**PROVIDED ENTRIES:**
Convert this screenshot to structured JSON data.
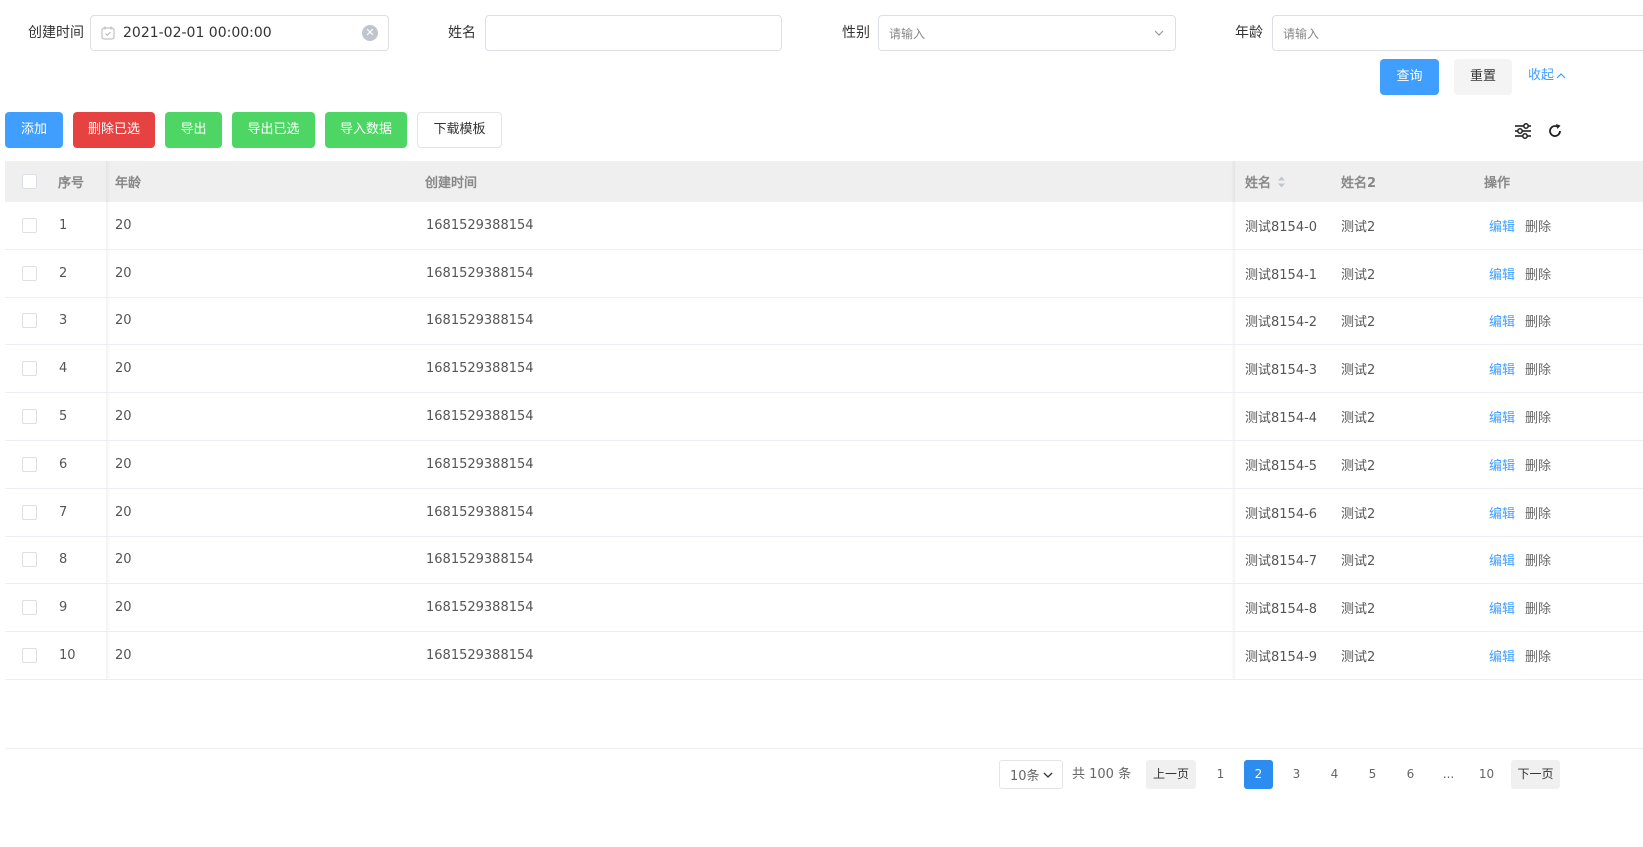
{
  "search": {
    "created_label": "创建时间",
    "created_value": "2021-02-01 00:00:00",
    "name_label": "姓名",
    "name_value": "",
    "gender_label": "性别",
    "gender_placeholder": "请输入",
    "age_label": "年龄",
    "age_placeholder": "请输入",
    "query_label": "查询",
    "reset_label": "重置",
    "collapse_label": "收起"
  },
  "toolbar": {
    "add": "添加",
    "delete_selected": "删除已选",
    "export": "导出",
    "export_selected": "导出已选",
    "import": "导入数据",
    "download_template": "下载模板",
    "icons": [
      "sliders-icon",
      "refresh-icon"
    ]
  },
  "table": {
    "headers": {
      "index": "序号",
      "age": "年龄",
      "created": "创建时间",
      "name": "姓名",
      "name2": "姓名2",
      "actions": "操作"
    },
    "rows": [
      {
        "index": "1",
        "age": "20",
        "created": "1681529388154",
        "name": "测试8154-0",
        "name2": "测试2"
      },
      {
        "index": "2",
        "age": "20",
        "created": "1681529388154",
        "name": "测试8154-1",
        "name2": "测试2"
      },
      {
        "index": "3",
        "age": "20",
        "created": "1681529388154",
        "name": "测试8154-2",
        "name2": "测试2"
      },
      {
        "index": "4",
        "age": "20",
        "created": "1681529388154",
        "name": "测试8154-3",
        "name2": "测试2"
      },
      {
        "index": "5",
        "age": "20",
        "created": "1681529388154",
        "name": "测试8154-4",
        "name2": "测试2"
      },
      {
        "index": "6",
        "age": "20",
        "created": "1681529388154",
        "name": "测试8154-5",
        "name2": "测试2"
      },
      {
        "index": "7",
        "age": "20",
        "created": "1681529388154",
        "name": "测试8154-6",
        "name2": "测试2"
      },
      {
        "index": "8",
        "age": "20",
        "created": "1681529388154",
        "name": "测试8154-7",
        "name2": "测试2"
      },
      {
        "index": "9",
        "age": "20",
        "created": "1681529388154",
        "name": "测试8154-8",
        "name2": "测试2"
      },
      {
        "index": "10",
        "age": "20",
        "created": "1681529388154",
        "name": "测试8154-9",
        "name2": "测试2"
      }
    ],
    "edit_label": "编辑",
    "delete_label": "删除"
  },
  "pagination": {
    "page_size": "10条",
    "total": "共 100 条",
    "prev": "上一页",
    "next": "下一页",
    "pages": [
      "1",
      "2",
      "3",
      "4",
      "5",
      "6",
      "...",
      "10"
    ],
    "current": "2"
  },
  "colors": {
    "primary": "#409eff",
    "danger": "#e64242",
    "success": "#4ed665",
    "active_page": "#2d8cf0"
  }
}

...

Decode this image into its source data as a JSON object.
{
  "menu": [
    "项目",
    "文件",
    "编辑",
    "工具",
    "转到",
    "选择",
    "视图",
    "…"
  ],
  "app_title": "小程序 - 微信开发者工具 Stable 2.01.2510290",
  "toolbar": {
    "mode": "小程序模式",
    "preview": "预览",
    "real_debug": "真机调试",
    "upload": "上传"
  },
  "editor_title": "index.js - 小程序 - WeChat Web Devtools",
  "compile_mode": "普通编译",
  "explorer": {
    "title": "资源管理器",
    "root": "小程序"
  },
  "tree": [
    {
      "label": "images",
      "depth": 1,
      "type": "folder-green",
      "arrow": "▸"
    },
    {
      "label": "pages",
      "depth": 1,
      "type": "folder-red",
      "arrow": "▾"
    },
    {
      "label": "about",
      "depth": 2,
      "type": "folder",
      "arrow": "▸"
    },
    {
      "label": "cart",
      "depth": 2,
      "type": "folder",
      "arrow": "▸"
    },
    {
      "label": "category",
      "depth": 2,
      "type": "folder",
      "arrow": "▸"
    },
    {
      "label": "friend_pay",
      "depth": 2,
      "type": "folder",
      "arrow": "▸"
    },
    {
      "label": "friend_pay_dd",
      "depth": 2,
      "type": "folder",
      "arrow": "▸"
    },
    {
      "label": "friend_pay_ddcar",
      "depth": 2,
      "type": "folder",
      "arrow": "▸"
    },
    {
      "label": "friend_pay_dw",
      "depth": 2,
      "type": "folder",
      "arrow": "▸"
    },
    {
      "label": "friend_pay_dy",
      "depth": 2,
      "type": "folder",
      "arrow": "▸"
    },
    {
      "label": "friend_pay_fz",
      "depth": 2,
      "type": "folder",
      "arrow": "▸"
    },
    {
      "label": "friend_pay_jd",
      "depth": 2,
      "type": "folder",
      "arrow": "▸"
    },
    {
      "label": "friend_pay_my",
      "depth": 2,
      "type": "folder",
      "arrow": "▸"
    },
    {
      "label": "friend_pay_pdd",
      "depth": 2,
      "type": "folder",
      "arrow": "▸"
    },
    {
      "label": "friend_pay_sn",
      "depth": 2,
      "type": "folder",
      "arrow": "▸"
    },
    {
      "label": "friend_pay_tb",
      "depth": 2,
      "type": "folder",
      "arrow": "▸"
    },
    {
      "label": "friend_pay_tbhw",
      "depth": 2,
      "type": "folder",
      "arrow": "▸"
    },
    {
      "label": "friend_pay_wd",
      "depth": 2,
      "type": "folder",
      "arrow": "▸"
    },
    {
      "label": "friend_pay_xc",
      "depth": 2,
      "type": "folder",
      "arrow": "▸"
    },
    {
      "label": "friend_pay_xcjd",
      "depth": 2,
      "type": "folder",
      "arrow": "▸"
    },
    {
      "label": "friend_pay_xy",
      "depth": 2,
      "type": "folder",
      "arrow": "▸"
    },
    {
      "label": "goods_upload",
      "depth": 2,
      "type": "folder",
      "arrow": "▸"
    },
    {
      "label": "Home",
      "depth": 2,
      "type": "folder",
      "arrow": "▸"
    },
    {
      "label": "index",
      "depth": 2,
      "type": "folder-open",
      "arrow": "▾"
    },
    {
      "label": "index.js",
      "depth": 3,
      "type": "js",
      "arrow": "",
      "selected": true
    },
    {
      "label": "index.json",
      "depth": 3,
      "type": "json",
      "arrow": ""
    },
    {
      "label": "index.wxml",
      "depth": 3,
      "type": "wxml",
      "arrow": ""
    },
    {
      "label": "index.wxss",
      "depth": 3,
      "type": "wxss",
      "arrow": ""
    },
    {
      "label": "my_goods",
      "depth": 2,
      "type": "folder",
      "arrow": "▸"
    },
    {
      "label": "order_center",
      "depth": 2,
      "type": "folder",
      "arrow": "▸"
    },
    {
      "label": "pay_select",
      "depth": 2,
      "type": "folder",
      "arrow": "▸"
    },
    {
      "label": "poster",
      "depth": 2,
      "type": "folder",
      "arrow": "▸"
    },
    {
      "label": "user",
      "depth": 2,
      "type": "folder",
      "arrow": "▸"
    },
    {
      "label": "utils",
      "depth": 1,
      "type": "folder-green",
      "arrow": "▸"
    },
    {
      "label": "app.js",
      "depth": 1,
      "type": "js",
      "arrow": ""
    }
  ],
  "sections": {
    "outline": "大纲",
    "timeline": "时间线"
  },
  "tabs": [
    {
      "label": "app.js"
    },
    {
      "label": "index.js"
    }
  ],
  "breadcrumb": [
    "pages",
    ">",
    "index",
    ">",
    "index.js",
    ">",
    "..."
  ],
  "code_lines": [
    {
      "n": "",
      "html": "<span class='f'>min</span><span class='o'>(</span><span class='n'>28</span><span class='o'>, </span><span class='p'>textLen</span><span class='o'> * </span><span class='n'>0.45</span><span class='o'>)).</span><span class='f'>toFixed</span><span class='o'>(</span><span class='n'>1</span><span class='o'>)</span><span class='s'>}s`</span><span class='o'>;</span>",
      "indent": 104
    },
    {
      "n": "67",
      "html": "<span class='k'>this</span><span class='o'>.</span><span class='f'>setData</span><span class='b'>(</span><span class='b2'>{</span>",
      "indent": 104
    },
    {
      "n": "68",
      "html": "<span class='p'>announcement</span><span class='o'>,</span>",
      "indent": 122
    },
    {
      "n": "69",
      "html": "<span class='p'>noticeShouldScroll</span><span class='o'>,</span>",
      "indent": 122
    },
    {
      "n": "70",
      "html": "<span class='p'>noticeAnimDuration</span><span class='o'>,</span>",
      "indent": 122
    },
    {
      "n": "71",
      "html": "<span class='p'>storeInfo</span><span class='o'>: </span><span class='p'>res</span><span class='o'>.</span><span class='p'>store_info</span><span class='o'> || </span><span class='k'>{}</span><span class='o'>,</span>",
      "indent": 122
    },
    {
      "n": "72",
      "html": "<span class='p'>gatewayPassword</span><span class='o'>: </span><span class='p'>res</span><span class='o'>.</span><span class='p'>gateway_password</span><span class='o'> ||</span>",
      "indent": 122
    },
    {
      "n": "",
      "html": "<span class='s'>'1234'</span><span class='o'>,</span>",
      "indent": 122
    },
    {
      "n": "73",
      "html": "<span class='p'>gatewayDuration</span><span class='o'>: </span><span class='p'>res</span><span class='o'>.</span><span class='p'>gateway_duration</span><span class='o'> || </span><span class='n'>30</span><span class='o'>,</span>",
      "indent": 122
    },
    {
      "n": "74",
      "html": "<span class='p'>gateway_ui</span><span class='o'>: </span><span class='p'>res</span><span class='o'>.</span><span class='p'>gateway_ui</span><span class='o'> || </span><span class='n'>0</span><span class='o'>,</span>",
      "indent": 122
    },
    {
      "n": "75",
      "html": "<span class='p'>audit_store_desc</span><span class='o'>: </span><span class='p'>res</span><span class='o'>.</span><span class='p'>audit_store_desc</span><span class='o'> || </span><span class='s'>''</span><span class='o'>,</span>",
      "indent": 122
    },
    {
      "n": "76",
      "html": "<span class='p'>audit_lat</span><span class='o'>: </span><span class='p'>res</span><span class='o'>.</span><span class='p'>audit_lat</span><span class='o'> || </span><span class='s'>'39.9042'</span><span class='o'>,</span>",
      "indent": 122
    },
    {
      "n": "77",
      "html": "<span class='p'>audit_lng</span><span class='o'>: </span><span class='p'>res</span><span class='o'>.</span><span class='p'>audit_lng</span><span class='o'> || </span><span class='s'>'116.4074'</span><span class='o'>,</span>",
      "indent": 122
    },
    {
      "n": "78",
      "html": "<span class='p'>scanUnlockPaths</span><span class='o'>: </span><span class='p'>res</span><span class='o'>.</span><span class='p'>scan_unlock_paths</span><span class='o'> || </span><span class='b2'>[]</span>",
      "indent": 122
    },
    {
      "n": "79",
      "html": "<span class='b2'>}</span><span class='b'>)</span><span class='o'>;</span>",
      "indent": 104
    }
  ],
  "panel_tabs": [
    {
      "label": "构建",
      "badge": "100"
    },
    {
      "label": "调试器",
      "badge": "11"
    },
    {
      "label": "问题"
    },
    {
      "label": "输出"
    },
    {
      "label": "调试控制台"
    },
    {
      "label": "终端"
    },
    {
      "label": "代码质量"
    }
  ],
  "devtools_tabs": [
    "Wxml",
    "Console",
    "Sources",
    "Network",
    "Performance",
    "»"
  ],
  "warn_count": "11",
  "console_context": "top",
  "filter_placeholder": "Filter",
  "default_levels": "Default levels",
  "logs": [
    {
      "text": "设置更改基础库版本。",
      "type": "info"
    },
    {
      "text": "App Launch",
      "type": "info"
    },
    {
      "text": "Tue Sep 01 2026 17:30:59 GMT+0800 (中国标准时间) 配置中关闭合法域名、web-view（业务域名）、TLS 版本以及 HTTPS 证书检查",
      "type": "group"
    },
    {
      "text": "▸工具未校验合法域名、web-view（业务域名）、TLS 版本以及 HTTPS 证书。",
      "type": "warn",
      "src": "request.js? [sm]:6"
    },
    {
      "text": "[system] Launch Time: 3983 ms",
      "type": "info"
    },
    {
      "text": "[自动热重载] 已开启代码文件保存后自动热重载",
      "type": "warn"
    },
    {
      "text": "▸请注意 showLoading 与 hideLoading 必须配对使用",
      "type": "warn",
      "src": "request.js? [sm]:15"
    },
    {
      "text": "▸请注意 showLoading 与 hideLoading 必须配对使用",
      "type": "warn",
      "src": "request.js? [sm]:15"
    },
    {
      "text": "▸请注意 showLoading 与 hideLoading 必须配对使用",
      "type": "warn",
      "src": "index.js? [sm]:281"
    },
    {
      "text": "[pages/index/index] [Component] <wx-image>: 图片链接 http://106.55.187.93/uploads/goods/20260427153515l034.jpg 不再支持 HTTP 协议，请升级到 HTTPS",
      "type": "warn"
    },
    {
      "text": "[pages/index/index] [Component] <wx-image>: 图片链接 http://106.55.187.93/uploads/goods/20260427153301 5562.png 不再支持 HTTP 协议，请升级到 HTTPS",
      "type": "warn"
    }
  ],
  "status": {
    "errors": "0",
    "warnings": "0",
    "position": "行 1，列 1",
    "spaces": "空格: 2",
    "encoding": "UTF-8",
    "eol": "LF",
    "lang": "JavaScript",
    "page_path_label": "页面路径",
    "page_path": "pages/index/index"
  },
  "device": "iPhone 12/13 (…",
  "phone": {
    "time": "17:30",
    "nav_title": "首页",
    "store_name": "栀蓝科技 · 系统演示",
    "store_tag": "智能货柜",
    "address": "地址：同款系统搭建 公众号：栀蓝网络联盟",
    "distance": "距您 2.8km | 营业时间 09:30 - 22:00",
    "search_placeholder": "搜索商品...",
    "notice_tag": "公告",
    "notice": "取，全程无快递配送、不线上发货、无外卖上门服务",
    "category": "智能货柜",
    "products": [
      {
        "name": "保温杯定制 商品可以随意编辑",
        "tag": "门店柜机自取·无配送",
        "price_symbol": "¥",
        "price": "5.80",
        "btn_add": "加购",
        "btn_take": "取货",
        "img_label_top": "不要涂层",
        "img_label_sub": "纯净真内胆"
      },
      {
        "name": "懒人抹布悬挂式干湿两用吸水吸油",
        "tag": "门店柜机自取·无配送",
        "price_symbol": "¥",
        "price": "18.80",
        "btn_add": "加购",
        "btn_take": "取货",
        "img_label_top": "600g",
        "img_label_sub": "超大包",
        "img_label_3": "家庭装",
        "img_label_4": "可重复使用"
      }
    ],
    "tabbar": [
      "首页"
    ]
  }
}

**EXERCISE DETAILS:** From the data above, gather every line that includes the word "uploads".

**TASK RESULT:**
      "text": "[pages/index/index] [Component] <wx-image>: 图片链接 http://106.55.187.93/uploads/goods/20260427153515l034.jpg 不再支持 HTTP 协议，请升级到 HTTPS",
      "text": "[pages/index/index] [Component] <wx-image>: 图片链接 http://106.55.187.93/uploads/goods/20260427153301 5562.png 不再支持 HTTP 协议，请升级到 HTTPS",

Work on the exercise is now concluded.